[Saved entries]
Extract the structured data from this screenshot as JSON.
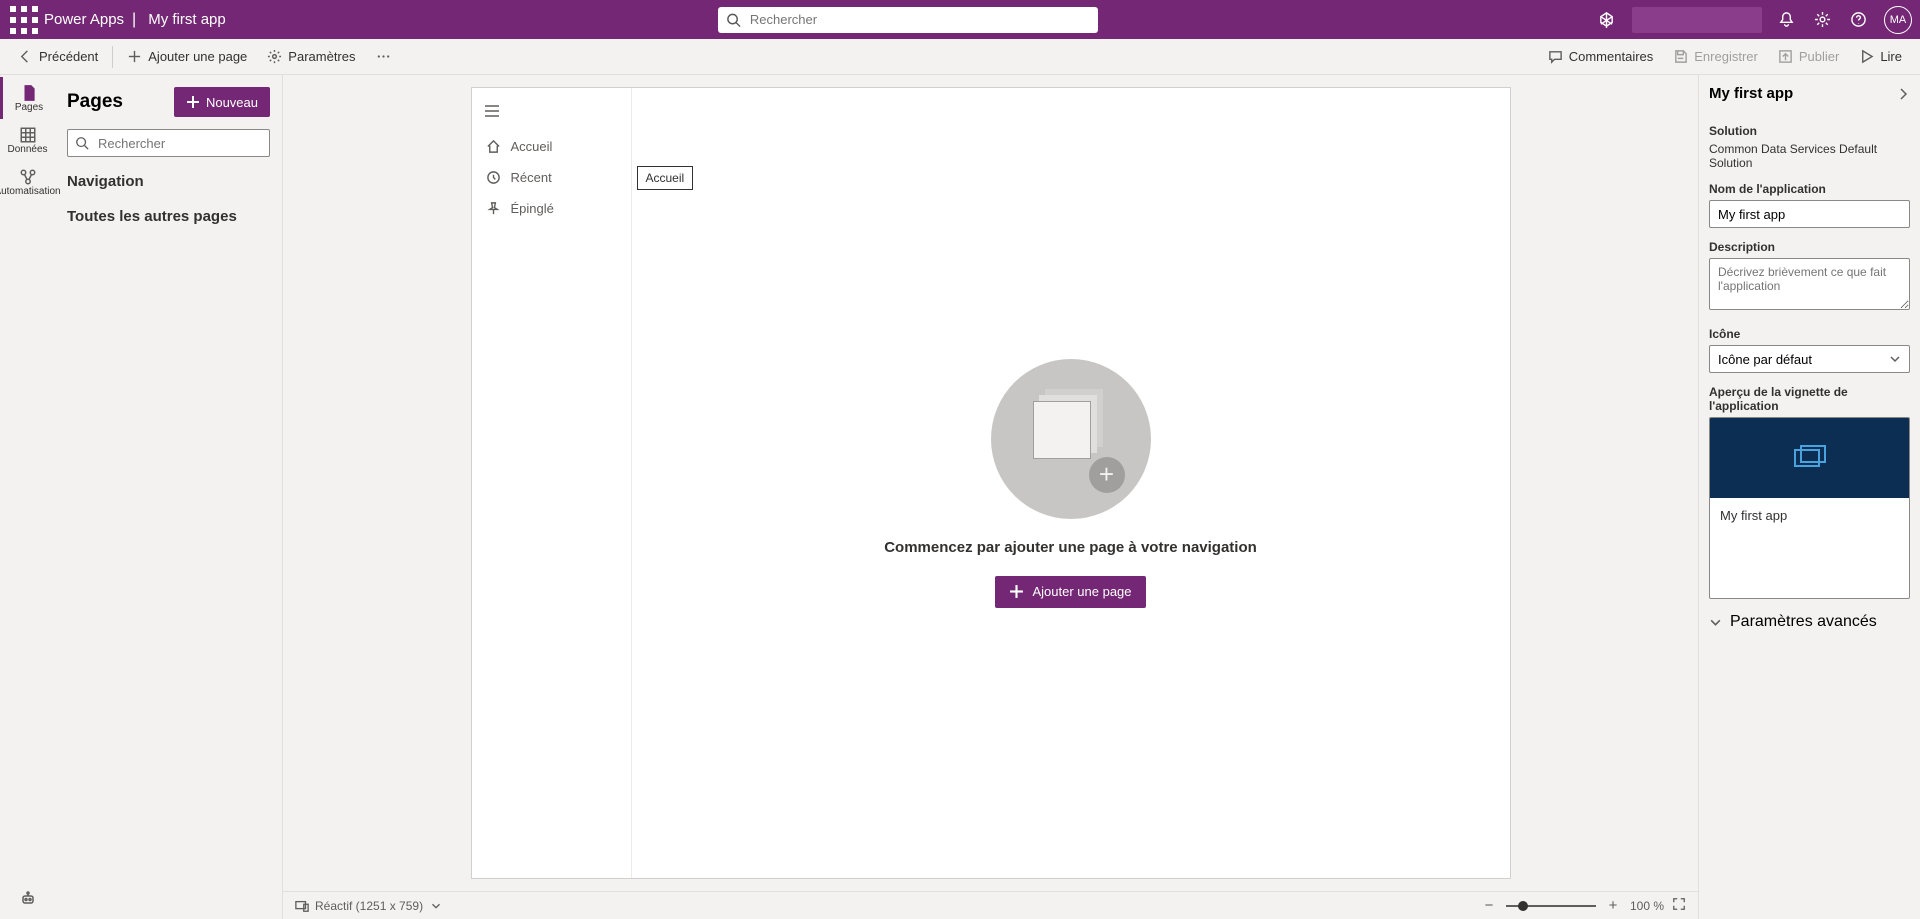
{
  "header": {
    "product": "Power Apps",
    "app_name": "My first app",
    "search_placeholder": "Rechercher",
    "avatar_initials": "MA"
  },
  "cmdbar": {
    "back": "Précédent",
    "add_page": "Ajouter une page",
    "settings": "Paramètres",
    "comments": "Commentaires",
    "save": "Enregistrer",
    "publish": "Publier",
    "play": "Lire"
  },
  "rail": {
    "pages": "Pages",
    "data": "Données",
    "automation": "Automatisation"
  },
  "pages_panel": {
    "title": "Pages",
    "new_btn": "Nouveau",
    "search_placeholder": "Rechercher",
    "group_nav": "Navigation",
    "group_other": "Toutes les autres pages"
  },
  "device": {
    "nav": {
      "home": "Accueil",
      "recent": "Récent",
      "pinned": "Épinglé",
      "tooltip": "Accueil"
    },
    "empty_title": "Commencez par ajouter une page à votre navigation",
    "add_page_btn": "Ajouter une page"
  },
  "status": {
    "responsive": "Réactif (1251 x 759)",
    "zoom": "100 %"
  },
  "props": {
    "title": "My first app",
    "solution_label": "Solution",
    "solution_value": "Common Data Services Default Solution",
    "appname_label": "Nom de l'application",
    "appname_value": "My first app",
    "description_label": "Description",
    "description_placeholder": "Décrivez brièvement ce que fait l'application",
    "icon_label": "Icône",
    "icon_value": "Icône par défaut",
    "thumb_label": "Aperçu de la vignette de l'application",
    "thumb_caption": "My first app",
    "advanced": "Paramètres avancés"
  }
}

EXERCISE INSTRUCTIONS — Transcribe every entry word for word, but skip the pictures.

FULL OUTPUT —
Extract the structured data from this screenshot as JSON.
{
  "header": {
    "product": "Power Apps",
    "app_name": "My first app",
    "search_placeholder": "Rechercher",
    "avatar_initials": "MA"
  },
  "cmdbar": {
    "back": "Précédent",
    "add_page": "Ajouter une page",
    "settings": "Paramètres",
    "comments": "Commentaires",
    "save": "Enregistrer",
    "publish": "Publier",
    "play": "Lire"
  },
  "rail": {
    "pages": "Pages",
    "data": "Données",
    "automation": "Automatisation"
  },
  "pages_panel": {
    "title": "Pages",
    "new_btn": "Nouveau",
    "search_placeholder": "Rechercher",
    "group_nav": "Navigation",
    "group_other": "Toutes les autres pages"
  },
  "device": {
    "nav": {
      "home": "Accueil",
      "recent": "Récent",
      "pinned": "Épinglé",
      "tooltip": "Accueil"
    },
    "empty_title": "Commencez par ajouter une page à votre navigation",
    "add_page_btn": "Ajouter une page"
  },
  "status": {
    "responsive": "Réactif (1251 x 759)",
    "zoom": "100 %"
  },
  "props": {
    "title": "My first app",
    "solution_label": "Solution",
    "solution_value": "Common Data Services Default Solution",
    "appname_label": "Nom de l'application",
    "appname_value": "My first app",
    "description_label": "Description",
    "description_placeholder": "Décrivez brièvement ce que fait l'application",
    "icon_label": "Icône",
    "icon_value": "Icône par défaut",
    "thumb_label": "Aperçu de la vignette de l'application",
    "thumb_caption": "My first app",
    "advanced": "Paramètres avancés"
  }
}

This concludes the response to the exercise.